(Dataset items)
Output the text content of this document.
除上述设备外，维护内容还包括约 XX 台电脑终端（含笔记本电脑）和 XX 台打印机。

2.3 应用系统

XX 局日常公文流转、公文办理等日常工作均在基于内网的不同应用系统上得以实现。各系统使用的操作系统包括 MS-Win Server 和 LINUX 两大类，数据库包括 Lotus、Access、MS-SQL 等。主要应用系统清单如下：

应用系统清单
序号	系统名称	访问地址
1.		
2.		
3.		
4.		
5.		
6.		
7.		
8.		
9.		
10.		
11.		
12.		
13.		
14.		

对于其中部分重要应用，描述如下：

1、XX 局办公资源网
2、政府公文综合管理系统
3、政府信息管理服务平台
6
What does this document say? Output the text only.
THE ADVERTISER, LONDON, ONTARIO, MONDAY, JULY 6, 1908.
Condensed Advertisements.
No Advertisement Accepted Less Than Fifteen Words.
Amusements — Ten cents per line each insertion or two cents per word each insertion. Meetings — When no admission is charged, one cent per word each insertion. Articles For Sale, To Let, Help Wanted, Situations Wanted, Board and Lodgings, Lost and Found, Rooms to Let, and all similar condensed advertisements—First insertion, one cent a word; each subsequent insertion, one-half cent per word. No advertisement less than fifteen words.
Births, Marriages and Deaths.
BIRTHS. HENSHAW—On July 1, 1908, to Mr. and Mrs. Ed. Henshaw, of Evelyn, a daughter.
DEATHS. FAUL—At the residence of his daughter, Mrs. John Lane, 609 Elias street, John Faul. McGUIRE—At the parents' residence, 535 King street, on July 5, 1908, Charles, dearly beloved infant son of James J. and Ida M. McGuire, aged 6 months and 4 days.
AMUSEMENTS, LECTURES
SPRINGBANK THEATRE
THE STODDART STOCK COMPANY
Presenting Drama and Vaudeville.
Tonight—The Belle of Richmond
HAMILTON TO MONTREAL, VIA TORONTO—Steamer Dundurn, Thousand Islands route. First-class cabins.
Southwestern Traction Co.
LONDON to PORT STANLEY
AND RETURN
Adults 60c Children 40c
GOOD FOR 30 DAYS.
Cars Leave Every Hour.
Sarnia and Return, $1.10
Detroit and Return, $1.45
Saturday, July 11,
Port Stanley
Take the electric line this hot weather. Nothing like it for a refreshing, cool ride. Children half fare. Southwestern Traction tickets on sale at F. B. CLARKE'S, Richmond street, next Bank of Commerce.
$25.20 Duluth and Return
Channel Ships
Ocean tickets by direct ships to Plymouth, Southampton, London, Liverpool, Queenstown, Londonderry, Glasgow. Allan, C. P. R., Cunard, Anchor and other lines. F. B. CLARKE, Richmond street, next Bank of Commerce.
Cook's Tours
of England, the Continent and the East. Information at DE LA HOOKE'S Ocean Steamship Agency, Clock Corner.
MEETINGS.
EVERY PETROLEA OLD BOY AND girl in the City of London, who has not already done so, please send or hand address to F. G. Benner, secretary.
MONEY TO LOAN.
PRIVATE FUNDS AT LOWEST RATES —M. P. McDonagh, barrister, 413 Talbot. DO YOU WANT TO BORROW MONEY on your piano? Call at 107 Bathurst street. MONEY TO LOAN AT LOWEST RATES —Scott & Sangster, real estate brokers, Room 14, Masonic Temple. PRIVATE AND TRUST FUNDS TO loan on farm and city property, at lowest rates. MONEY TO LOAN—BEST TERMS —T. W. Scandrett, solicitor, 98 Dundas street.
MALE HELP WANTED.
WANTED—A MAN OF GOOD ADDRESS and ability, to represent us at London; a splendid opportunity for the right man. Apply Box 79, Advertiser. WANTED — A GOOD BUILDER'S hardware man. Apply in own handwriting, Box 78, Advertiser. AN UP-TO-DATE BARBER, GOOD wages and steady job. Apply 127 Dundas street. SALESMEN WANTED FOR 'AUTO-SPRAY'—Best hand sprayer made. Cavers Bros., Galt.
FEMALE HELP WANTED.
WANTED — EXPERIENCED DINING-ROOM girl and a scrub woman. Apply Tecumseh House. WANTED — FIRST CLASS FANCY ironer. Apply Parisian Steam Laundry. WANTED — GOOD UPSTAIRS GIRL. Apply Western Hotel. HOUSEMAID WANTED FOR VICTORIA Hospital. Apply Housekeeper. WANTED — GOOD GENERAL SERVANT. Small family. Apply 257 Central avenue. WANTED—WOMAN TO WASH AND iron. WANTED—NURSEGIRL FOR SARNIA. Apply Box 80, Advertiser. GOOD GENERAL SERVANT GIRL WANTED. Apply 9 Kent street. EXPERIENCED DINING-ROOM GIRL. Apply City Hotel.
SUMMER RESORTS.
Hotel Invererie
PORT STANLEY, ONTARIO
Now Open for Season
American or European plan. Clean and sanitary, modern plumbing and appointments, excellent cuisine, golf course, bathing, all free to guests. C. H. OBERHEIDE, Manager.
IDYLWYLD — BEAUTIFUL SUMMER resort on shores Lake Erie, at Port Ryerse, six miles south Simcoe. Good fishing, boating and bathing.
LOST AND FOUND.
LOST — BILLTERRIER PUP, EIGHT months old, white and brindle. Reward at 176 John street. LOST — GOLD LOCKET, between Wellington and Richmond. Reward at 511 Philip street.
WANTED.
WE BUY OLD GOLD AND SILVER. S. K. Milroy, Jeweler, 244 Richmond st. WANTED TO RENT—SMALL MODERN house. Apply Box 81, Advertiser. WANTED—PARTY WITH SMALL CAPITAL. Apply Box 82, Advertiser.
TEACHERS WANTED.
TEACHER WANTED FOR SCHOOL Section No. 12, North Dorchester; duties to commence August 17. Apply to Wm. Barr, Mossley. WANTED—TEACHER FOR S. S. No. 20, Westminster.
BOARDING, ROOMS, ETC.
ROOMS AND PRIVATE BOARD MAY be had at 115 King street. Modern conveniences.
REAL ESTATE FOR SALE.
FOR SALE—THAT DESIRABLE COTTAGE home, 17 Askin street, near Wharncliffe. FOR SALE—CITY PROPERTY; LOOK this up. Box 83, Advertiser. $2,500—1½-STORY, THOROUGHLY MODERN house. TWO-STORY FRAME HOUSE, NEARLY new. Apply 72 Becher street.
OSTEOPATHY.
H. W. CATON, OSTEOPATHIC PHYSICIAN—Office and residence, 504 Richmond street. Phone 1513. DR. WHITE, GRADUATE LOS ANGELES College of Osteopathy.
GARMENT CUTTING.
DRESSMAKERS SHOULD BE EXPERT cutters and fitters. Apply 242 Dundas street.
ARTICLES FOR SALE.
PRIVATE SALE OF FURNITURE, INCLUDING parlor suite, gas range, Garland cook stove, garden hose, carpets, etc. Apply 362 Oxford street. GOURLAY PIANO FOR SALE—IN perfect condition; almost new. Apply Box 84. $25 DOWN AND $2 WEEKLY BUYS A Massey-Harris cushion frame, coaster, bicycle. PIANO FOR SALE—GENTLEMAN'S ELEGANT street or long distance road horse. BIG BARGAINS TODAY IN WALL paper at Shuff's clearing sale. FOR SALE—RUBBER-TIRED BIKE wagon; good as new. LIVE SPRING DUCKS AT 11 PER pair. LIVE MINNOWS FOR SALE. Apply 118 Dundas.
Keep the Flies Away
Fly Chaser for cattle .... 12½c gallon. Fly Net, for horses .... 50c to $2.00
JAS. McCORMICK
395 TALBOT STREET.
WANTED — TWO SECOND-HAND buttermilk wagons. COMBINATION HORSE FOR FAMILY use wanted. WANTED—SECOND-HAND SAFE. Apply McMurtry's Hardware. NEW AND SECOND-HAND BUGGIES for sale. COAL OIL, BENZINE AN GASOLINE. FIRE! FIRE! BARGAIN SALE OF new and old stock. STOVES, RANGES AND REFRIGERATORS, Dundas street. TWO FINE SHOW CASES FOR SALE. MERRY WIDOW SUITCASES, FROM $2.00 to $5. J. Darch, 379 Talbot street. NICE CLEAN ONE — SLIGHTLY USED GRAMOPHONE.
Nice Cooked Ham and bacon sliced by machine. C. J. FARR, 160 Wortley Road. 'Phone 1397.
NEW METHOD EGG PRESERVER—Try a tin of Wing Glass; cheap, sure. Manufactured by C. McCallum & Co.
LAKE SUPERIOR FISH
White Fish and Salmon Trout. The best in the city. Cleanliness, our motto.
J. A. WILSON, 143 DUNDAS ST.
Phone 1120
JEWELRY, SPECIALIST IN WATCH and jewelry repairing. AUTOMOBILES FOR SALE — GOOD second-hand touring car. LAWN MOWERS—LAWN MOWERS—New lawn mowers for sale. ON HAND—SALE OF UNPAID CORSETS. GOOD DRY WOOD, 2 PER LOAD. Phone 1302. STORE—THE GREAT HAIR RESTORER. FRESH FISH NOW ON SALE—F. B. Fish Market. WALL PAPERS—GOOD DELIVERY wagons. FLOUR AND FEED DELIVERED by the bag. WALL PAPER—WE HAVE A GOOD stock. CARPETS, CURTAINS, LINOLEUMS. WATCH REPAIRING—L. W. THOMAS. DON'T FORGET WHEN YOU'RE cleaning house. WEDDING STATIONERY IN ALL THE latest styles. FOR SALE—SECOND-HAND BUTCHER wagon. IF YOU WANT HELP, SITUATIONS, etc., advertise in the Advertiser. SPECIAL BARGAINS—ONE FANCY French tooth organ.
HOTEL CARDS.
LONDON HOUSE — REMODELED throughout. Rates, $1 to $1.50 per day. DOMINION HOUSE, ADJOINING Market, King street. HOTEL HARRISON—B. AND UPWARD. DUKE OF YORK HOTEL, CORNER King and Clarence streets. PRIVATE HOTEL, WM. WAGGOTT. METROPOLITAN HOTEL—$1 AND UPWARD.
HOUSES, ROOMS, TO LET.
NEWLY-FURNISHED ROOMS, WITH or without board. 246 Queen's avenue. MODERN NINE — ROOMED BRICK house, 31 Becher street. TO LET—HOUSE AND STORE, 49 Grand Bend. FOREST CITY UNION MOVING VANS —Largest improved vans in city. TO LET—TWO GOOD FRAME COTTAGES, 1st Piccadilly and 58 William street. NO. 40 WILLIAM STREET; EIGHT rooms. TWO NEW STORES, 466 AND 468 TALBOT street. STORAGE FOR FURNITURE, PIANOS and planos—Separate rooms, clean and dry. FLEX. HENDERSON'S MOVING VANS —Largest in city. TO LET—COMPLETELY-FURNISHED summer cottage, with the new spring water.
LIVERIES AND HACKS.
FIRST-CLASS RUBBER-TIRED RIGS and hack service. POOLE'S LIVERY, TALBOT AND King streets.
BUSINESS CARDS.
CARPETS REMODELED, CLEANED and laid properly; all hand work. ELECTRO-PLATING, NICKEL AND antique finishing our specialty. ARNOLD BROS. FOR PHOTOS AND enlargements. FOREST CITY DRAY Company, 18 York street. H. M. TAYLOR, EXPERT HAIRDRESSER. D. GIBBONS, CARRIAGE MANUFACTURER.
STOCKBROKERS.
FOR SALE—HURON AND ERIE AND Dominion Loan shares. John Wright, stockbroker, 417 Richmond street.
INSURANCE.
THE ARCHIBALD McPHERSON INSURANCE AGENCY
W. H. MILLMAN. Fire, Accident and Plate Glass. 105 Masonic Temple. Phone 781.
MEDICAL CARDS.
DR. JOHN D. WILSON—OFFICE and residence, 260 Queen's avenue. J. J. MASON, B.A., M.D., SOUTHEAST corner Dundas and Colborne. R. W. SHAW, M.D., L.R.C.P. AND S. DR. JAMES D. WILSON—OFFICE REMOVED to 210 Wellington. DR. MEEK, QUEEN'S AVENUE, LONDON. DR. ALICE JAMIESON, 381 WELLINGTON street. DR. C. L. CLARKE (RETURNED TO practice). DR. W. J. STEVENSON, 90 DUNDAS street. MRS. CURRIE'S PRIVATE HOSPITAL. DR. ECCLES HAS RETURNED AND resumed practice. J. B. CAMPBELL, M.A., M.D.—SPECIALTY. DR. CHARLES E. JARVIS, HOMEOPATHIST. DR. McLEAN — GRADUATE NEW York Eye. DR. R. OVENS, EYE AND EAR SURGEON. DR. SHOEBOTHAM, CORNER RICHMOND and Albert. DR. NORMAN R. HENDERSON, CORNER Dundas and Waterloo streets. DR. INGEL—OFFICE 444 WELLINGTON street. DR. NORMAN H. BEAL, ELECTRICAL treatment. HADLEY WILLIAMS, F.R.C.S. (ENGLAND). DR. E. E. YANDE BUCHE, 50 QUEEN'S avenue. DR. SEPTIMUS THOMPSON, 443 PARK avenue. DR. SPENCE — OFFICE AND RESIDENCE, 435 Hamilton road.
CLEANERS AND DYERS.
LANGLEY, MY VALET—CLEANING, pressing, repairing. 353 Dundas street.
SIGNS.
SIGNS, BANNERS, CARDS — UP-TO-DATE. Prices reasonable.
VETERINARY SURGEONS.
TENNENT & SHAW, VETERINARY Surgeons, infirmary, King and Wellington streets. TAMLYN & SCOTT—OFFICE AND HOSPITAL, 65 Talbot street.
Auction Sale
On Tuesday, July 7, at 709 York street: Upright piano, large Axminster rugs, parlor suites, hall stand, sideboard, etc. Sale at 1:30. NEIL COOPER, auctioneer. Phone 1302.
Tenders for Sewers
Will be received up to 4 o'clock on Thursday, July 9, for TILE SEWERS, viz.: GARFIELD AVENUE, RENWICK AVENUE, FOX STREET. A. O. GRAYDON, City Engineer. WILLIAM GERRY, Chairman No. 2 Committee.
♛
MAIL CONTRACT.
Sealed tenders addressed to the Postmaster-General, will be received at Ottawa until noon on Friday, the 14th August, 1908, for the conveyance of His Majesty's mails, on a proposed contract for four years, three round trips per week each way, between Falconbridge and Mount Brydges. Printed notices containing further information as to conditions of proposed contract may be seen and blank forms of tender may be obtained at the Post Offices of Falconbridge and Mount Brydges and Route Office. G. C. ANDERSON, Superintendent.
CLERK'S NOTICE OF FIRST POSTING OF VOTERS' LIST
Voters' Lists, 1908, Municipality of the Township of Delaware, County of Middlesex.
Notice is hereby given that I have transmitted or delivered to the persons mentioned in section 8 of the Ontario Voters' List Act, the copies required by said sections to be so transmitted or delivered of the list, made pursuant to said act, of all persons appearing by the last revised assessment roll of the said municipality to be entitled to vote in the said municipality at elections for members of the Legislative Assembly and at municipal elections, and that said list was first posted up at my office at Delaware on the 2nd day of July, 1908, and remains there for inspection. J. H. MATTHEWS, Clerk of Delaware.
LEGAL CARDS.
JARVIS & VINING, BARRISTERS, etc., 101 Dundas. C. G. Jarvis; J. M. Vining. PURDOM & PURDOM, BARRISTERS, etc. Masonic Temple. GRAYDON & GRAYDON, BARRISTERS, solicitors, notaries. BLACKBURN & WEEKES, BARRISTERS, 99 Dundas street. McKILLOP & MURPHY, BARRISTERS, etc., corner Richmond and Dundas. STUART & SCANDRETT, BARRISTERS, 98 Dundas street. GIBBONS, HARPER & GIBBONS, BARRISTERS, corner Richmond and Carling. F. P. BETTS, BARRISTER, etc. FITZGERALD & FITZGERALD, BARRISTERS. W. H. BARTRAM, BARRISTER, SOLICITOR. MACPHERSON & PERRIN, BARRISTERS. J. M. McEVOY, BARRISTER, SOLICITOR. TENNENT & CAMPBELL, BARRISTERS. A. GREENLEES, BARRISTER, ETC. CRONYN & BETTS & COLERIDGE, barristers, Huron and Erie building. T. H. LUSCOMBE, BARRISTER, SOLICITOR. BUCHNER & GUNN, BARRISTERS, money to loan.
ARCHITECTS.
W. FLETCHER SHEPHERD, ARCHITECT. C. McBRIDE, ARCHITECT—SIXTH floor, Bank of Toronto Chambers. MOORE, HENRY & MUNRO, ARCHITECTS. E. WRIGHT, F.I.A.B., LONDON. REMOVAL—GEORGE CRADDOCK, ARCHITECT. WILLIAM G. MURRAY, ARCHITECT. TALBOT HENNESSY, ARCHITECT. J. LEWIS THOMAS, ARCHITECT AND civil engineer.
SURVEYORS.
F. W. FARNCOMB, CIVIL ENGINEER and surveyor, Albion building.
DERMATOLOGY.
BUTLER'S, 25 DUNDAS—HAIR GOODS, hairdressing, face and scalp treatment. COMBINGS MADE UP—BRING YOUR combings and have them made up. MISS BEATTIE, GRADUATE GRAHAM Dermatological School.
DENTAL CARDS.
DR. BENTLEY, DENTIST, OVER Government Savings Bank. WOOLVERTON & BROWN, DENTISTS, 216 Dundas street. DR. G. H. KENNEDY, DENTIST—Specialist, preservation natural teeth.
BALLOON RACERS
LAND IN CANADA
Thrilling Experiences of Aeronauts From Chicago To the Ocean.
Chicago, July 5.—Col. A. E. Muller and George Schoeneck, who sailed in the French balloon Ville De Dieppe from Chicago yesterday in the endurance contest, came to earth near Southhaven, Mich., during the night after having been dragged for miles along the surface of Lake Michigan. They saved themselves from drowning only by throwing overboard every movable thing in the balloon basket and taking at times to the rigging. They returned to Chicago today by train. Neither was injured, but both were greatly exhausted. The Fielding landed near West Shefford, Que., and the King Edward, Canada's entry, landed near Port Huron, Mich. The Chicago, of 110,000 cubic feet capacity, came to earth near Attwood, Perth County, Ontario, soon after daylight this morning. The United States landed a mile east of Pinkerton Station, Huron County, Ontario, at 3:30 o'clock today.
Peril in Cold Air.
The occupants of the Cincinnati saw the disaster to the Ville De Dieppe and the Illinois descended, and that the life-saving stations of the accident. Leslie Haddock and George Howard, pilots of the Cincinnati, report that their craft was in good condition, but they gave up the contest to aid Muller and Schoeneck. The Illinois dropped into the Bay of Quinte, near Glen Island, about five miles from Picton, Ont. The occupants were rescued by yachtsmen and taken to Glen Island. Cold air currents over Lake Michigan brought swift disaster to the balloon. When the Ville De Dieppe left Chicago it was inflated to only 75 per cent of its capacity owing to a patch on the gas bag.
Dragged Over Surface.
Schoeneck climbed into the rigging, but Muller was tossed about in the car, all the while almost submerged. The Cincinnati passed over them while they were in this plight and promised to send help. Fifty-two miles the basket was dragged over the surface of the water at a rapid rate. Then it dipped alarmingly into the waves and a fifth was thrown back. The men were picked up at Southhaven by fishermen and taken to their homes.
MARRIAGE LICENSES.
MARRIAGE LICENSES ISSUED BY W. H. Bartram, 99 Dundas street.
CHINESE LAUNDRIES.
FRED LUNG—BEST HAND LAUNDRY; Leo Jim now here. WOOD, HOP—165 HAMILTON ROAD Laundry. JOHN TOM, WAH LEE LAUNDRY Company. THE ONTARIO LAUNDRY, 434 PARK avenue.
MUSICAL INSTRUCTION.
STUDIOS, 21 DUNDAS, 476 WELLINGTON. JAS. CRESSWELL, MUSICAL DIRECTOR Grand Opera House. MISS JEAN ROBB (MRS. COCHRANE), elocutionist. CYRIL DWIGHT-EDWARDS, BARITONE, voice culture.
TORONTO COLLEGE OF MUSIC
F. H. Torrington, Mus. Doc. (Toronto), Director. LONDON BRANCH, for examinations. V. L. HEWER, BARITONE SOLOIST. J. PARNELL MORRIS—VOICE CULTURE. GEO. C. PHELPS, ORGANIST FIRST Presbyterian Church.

— WORK TO COMPLETE —
Filter the records above for lines containing the word "bathing", and copy those lines.

— THE ANSWER —
American or European plan. Clean and sanitary, modern plumbing and appointments, excellent cuisine, golf course, bathing, all free to guests. C. H. OBERHEIDE, Manager.
IDYLWYLD — BEAUTIFUL SUMMER resort on shores Lake Erie, at Port Ryerse, six miles south Simcoe. Good fishing, boating and bathing.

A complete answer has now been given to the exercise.